**Written exercise**
Pull out every line below containing the word "hint".

### Extracted records

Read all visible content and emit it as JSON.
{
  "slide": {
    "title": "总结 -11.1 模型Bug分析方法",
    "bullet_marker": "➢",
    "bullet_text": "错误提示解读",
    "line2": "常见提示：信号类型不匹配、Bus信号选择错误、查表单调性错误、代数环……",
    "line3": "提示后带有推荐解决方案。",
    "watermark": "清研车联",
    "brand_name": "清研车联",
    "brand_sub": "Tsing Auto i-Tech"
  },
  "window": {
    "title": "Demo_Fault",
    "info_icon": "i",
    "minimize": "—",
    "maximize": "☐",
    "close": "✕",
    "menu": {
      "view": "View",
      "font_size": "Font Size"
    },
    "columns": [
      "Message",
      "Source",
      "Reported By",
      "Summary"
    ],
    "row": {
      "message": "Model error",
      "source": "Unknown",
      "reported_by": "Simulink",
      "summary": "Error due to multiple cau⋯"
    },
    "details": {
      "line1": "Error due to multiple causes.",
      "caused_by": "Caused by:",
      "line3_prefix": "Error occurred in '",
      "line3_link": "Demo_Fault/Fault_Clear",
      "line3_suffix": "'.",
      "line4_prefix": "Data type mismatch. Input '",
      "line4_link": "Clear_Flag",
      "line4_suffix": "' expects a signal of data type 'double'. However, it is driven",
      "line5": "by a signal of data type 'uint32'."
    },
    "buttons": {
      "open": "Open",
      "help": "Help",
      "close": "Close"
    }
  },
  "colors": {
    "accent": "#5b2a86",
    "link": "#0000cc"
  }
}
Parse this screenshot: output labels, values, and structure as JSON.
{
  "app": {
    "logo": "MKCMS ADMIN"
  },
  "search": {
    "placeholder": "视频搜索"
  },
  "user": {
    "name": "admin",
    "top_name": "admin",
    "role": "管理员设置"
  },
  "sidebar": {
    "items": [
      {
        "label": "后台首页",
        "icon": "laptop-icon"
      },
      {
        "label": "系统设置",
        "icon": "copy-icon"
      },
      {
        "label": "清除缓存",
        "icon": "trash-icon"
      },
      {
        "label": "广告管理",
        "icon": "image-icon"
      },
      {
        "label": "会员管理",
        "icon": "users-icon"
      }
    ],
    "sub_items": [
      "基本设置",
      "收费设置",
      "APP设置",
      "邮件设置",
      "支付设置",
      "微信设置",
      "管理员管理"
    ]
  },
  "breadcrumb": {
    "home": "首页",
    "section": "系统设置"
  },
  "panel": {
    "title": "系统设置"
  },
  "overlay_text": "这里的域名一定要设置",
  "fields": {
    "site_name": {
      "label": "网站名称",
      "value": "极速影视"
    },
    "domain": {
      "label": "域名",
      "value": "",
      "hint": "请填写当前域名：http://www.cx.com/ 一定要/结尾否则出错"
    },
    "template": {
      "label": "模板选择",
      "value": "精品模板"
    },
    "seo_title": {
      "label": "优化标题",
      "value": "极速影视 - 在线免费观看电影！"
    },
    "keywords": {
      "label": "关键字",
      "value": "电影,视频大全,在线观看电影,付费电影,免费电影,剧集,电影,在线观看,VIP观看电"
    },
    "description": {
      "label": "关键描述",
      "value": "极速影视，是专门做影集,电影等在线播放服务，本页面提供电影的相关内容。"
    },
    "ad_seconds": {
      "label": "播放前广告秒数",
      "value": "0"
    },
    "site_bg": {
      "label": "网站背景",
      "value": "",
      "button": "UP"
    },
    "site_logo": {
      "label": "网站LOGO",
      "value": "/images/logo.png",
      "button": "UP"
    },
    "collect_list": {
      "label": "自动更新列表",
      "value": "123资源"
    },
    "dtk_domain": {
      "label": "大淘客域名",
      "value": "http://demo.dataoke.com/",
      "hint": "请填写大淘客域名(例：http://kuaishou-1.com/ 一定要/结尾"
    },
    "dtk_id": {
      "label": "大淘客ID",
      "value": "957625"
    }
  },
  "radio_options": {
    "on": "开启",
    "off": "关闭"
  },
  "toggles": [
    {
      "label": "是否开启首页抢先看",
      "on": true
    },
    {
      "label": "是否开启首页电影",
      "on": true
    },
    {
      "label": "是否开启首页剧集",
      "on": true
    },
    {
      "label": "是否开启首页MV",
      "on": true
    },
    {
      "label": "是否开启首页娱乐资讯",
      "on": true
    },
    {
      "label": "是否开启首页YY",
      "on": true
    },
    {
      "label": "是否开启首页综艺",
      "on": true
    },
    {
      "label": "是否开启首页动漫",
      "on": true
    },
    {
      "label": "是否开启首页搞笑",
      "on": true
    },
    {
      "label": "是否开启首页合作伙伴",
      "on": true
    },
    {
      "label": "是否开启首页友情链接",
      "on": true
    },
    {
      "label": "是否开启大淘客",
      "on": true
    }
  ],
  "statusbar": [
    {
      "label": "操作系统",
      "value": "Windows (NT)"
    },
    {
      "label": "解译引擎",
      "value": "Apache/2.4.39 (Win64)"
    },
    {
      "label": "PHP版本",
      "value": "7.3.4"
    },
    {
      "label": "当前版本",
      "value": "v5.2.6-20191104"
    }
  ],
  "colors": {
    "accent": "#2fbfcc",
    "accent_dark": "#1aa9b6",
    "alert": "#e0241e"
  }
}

######

**Full answer**
      "hint": "请填写当前域名：http://www.cx.com/ 一定要/结尾否则出错"
      "hint": "请填写大淘客域名(例：http://kuaishou-1.com/ 一定要/结尾"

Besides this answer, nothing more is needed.